- _Collection entries_
•••

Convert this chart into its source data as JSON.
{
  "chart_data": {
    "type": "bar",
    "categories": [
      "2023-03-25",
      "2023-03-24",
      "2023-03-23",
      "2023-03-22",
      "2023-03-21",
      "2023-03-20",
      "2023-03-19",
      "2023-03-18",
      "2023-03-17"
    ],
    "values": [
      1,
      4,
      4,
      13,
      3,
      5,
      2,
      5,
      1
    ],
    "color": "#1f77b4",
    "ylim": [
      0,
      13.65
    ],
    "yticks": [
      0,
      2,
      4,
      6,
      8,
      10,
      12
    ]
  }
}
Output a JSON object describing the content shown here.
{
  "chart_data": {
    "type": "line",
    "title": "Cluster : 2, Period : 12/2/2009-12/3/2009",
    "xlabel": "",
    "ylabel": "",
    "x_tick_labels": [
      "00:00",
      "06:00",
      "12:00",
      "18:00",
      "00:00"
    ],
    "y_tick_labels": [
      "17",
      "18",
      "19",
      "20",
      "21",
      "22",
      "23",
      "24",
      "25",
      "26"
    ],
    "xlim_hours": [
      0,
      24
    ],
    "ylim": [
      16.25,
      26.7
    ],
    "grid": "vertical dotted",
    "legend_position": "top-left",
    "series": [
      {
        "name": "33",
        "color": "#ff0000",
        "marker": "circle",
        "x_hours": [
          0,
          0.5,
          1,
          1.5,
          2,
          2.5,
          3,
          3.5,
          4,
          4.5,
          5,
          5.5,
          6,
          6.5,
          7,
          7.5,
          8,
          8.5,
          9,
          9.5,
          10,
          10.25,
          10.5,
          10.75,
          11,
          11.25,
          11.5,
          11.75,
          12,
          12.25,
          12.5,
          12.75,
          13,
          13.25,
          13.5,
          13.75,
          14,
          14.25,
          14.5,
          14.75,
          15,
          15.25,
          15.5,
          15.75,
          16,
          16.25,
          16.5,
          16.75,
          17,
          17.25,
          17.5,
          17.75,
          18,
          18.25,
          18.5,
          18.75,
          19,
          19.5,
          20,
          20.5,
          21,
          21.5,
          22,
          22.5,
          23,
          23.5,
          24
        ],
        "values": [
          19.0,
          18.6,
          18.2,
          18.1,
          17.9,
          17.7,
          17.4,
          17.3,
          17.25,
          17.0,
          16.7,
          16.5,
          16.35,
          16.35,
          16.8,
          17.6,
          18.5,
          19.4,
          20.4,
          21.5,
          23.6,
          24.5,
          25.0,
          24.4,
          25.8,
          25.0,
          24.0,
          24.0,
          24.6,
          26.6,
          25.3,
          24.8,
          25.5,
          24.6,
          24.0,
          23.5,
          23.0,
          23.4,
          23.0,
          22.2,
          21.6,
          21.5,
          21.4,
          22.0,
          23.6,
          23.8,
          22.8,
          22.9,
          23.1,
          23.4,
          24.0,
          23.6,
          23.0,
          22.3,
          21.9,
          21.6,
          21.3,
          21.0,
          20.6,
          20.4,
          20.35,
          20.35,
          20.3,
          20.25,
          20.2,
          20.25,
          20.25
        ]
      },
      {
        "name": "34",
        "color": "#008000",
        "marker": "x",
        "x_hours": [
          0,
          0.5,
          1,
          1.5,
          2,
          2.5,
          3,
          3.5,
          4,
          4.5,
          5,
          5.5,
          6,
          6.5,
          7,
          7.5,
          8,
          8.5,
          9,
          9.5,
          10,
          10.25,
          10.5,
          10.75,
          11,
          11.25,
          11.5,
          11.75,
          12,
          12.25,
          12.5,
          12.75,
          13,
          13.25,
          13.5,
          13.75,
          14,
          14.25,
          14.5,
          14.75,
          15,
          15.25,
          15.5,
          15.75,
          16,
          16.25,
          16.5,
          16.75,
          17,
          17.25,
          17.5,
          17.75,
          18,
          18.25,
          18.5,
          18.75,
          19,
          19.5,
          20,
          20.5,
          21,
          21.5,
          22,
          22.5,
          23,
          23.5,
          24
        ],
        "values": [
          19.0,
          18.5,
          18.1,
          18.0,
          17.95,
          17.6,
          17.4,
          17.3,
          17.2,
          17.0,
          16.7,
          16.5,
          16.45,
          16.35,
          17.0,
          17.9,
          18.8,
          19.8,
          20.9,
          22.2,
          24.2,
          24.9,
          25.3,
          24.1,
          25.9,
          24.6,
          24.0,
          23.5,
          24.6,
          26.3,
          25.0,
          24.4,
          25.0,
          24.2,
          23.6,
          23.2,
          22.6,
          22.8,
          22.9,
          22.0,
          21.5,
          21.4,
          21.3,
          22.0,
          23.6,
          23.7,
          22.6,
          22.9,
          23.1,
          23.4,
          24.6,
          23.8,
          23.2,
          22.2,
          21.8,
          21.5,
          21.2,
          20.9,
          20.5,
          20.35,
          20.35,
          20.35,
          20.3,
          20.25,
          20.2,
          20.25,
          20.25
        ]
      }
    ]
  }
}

•••

- _Exercise details_
How many lines of the entries above hold the string "color"? Reply with the number alone.

- _Answer for this exercise_
3